Collection entries:
·····
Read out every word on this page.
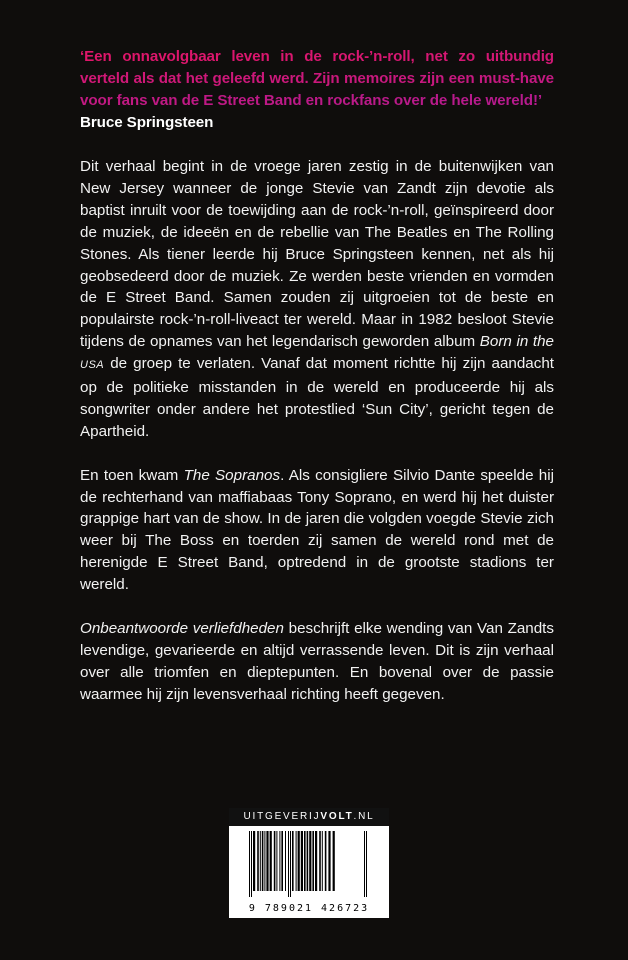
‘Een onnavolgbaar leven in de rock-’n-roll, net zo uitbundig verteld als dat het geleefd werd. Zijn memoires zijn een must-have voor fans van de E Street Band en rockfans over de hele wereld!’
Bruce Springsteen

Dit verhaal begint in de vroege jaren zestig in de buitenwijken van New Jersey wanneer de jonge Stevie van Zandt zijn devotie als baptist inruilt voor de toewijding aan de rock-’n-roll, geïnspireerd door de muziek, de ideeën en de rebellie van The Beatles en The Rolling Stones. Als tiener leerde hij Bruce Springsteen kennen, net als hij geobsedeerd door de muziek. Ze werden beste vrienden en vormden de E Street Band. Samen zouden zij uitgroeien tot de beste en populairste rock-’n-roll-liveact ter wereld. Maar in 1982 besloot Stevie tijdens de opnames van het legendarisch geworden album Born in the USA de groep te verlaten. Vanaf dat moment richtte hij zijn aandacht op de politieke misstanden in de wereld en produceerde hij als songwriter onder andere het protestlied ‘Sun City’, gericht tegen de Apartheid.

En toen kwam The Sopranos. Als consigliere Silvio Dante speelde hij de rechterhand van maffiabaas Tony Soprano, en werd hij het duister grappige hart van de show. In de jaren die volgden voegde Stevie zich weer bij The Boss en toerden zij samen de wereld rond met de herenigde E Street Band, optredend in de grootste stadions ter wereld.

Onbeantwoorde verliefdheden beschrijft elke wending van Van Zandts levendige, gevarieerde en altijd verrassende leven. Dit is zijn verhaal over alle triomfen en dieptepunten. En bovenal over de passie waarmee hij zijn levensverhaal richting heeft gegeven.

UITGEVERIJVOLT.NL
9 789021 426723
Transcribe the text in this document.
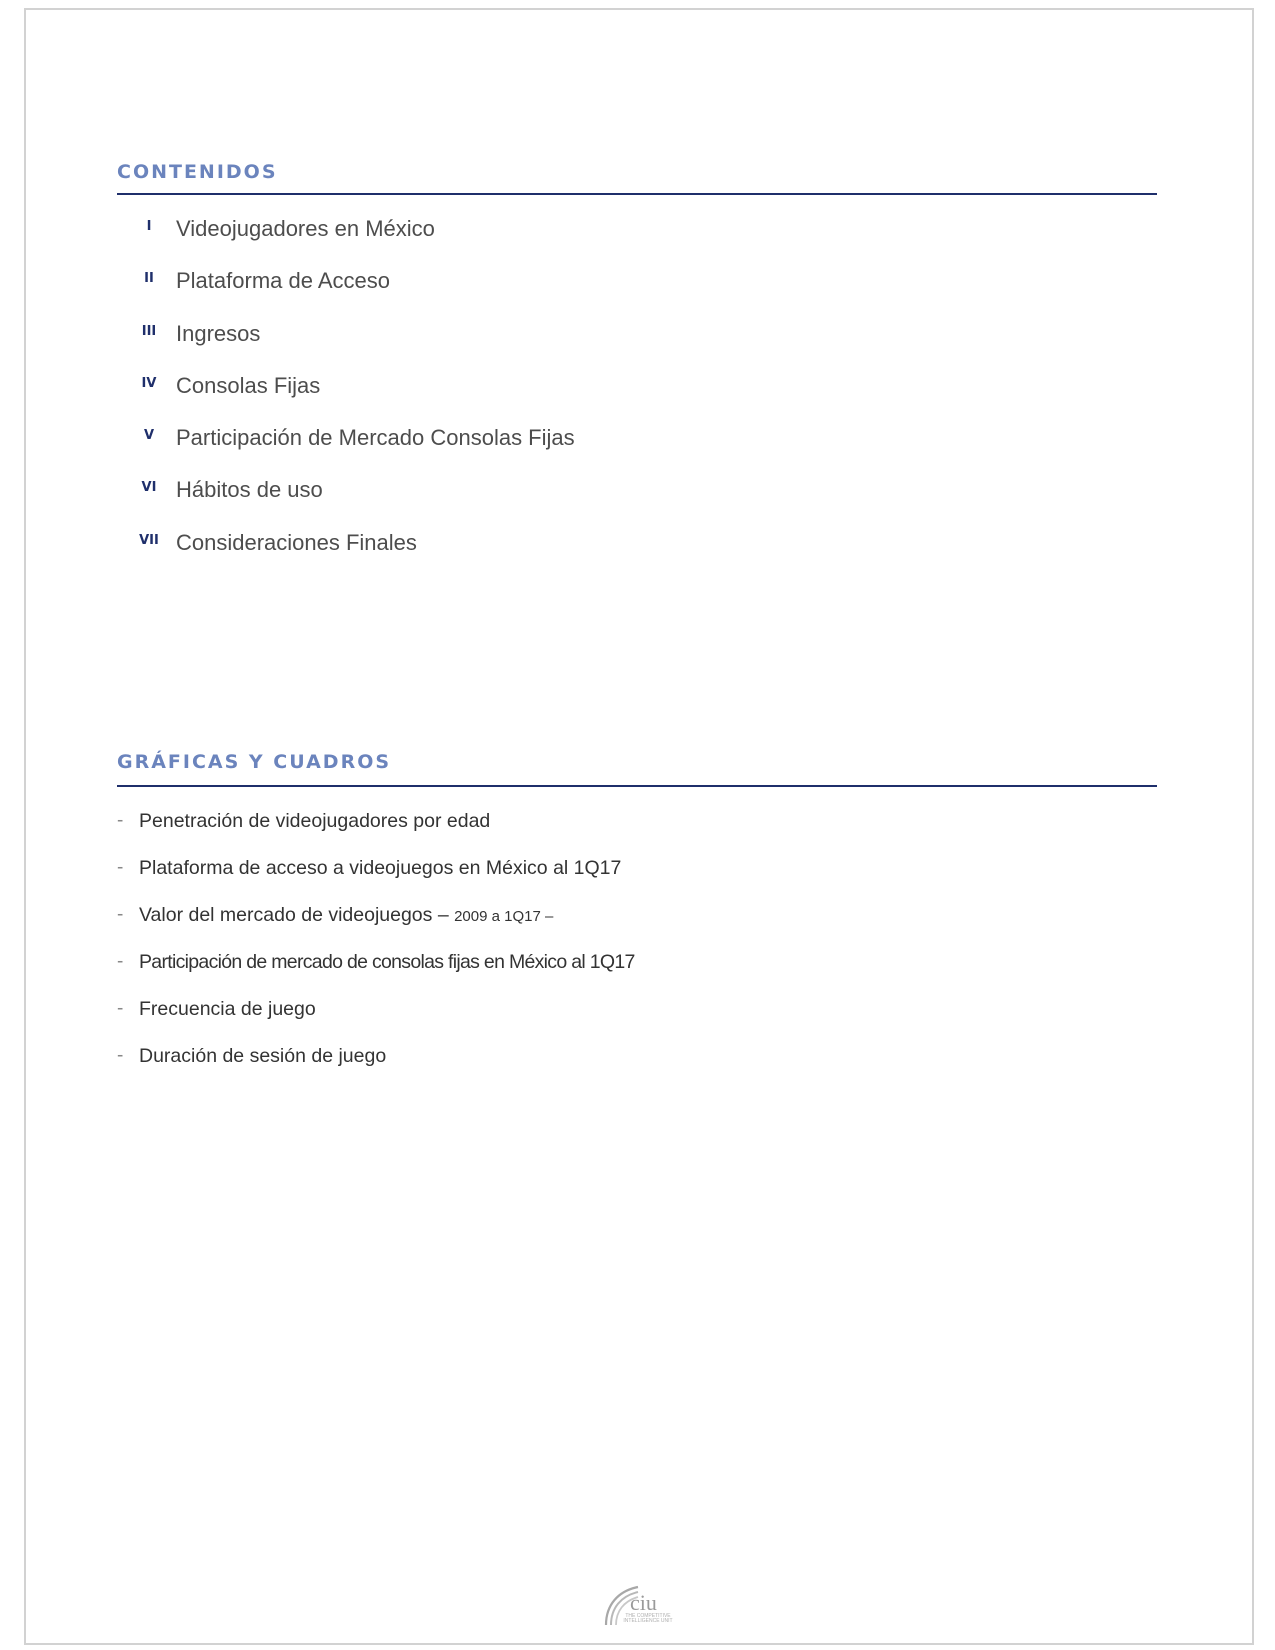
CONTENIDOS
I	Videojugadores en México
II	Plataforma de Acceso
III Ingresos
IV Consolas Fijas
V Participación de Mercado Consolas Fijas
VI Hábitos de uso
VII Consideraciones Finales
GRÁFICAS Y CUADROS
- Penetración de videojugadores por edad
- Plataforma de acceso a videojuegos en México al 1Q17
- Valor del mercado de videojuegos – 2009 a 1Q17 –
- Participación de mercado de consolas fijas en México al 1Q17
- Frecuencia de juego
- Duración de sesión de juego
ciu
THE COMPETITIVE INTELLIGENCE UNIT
·····
## Problem statement
The records above should be reproduced exactly, with no pictures included.

## In response
Read out every word on this page.
‘Een onnavolgbaar leven in de rock-’n-roll, net zo uitbundig verteld als dat het geleefd werd. Zijn memoires zijn een must-have voor fans van de E Street Band en rockfans over de hele wereld!’
Bruce Springsteen

Dit verhaal begint in de vroege jaren zestig in de buitenwijken van New Jersey wanneer de jonge Stevie van Zandt zijn devotie als baptist inruilt voor de toewijding aan de rock-’n-roll, geïnspireerd door de muziek, de ideeën en de rebellie van The Beatles en The Rolling Stones. Als tiener leerde hij Bruce Springsteen kennen, net als hij geobsedeerd door de muziek. Ze werden beste vrienden en vormden de E Street Band. Samen zouden zij uitgroeien tot de beste en populairste rock-’n-roll-liveact ter wereld. Maar in 1982 besloot Stevie tijdens de opnames van het legendarisch geworden album Born in the USA de groep te verlaten. Vanaf dat moment richtte hij zijn aandacht op de politieke misstanden in de wereld en produceerde hij als songwriter onder andere het protestlied ‘Sun City’, gericht tegen de Apartheid.

En toen kwam The Sopranos. Als consigliere Silvio Dante speelde hij de rechterhand van maffiabaas Tony Soprano, en werd hij het duister grappige hart van de show. In de jaren die volgden voegde Stevie zich weer bij The Boss en toerden zij samen de wereld rond met de herenigde E Street Band, optredend in de grootste stadions ter wereld.

Onbeantwoorde verliefdheden beschrijft elke wending van Van Zandts levendige, gevarieerde en altijd verrassende leven. Dit is zijn verhaal over alle triomfen en dieptepunten. En bovenal over de passie waarmee hij zijn levensverhaal richting heeft gegeven.

UITGEVERIJVOLT.NL
9 789021 426723
Transcribe the text in this document.
CONTENIDOS
I	Videojugadores en México
II	Plataforma de Acceso
III Ingresos
IV Consolas Fijas
V Participación de Mercado Consolas Fijas
VI Hábitos de uso
VII Consideraciones Finales
GRÁFICAS Y CUADROS
- Penetración de videojugadores por edad
- Plataforma de acceso a videojuegos en México al 1Q17
- Valor del mercado de videojuegos – 2009 a 1Q17 –
- Participación de mercado de consolas fijas en México al 1Q17
- Frecuencia de juego
- Duración de sesión de juego
ciu
THE COMPETITIVE INTELLIGENCE UNIT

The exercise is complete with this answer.